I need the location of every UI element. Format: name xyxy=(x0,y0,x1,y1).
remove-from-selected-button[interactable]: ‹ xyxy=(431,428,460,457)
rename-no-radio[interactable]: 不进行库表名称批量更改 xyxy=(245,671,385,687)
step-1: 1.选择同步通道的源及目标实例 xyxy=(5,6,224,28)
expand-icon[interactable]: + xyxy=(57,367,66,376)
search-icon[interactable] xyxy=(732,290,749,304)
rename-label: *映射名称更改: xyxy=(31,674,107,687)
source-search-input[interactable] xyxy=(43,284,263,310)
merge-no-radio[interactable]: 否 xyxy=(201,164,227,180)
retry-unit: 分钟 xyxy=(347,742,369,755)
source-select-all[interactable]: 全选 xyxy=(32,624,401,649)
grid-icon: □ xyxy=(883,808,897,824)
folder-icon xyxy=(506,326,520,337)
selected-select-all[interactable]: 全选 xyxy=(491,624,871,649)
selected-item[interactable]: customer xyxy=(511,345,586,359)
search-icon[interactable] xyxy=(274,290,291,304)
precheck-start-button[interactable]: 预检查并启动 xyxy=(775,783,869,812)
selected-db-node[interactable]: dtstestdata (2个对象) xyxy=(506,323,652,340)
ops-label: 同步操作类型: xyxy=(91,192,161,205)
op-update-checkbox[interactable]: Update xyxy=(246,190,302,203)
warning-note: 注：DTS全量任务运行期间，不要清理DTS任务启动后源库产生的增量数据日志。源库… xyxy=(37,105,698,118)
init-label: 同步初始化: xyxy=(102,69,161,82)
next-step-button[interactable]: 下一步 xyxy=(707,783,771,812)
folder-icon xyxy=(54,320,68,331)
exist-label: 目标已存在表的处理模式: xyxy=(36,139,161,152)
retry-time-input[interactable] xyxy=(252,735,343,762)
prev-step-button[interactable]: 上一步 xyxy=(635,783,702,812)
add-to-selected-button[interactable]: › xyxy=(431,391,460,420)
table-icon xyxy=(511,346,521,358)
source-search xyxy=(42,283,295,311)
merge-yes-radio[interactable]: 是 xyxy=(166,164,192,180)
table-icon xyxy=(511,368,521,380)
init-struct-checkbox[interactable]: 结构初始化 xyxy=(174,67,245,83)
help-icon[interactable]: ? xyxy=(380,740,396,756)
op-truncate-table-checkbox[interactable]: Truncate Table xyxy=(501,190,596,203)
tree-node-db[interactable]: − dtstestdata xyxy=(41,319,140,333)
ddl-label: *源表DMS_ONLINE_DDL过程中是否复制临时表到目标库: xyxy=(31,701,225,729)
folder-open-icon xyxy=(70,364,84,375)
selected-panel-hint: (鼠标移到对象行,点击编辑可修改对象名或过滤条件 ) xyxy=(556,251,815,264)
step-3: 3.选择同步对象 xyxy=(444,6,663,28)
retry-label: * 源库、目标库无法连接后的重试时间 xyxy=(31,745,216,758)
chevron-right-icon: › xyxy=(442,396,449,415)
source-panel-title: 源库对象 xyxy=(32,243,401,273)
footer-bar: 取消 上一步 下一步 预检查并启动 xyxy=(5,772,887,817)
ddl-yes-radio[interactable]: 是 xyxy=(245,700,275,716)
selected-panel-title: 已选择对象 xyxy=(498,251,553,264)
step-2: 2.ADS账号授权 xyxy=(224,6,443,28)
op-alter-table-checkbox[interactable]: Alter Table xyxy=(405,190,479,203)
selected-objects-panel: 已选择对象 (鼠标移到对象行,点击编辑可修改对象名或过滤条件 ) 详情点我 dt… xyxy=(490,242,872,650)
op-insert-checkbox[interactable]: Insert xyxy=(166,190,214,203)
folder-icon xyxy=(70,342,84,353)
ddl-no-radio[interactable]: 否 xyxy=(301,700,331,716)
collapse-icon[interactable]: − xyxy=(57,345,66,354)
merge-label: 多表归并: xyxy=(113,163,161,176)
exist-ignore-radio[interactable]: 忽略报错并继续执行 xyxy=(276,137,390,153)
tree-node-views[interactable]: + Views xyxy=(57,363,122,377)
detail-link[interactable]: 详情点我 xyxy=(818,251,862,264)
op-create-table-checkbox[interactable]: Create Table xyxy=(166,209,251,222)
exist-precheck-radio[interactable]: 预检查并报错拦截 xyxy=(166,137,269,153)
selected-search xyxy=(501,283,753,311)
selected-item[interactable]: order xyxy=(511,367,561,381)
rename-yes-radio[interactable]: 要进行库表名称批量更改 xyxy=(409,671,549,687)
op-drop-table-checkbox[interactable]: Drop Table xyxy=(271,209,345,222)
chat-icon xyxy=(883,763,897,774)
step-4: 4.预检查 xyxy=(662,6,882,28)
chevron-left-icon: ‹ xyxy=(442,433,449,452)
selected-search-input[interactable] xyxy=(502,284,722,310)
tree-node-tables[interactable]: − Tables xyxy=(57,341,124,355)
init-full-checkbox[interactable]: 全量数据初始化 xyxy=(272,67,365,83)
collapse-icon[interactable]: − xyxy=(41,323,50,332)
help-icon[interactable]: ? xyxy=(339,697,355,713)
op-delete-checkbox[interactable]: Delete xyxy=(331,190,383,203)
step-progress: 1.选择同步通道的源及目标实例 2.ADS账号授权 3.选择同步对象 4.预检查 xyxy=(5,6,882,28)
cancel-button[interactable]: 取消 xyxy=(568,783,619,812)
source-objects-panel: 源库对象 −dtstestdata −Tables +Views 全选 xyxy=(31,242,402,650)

━━━━━━━━━━

Please write out the lines exactly as they appear, starting at the first line of the records and ending at the line containing "help-icon[interactable]: ? xyxy=(380,740,396,756)", both included.

I need the location of every UI element. Format: name xyxy=(x0,y0,x1,y1).
remove-from-selected-button[interactable]: ‹ xyxy=(431,428,460,457)
rename-no-radio[interactable]: 不进行库表名称批量更改 xyxy=(245,671,385,687)
step-1: 1.选择同步通道的源及目标实例 xyxy=(5,6,224,28)
expand-icon[interactable]: + xyxy=(57,367,66,376)
search-icon[interactable] xyxy=(732,290,749,304)
rename-label: *映射名称更改: xyxy=(31,674,107,687)
source-search-input[interactable] xyxy=(43,284,263,310)
merge-no-radio[interactable]: 否 xyxy=(201,164,227,180)
retry-unit: 分钟 xyxy=(347,742,369,755)
source-select-all[interactable]: 全选 xyxy=(32,624,401,649)
grid-icon: □ xyxy=(883,808,897,824)
folder-icon xyxy=(506,326,520,337)
selected-select-all[interactable]: 全选 xyxy=(491,624,871,649)
selected-item[interactable]: customer xyxy=(511,345,586,359)
search-icon[interactable] xyxy=(274,290,291,304)
precheck-start-button[interactable]: 预检查并启动 xyxy=(775,783,869,812)
selected-db-node[interactable]: dtstestdata (2个对象) xyxy=(506,323,652,340)
ops-label: 同步操作类型: xyxy=(91,192,161,205)
op-update-checkbox[interactable]: Update xyxy=(246,190,302,203)
warning-note: 注：DTS全量任务运行期间，不要清理DTS任务启动后源库产生的增量数据日志。源库… xyxy=(37,105,698,118)
init-label: 同步初始化: xyxy=(102,69,161,82)
next-step-button[interactable]: 下一步 xyxy=(707,783,771,812)
folder-icon xyxy=(54,320,68,331)
exist-label: 目标已存在表的处理模式: xyxy=(36,139,161,152)
retry-time-input[interactable] xyxy=(252,735,343,762)
prev-step-button[interactable]: 上一步 xyxy=(635,783,702,812)
add-to-selected-button[interactable]: › xyxy=(431,391,460,420)
table-icon xyxy=(511,346,521,358)
source-search xyxy=(42,283,295,311)
merge-yes-radio[interactable]: 是 xyxy=(166,164,192,180)
table-icon xyxy=(511,368,521,380)
init-struct-checkbox[interactable]: 结构初始化 xyxy=(174,67,245,83)
help-icon[interactable]: ? xyxy=(380,740,396,756)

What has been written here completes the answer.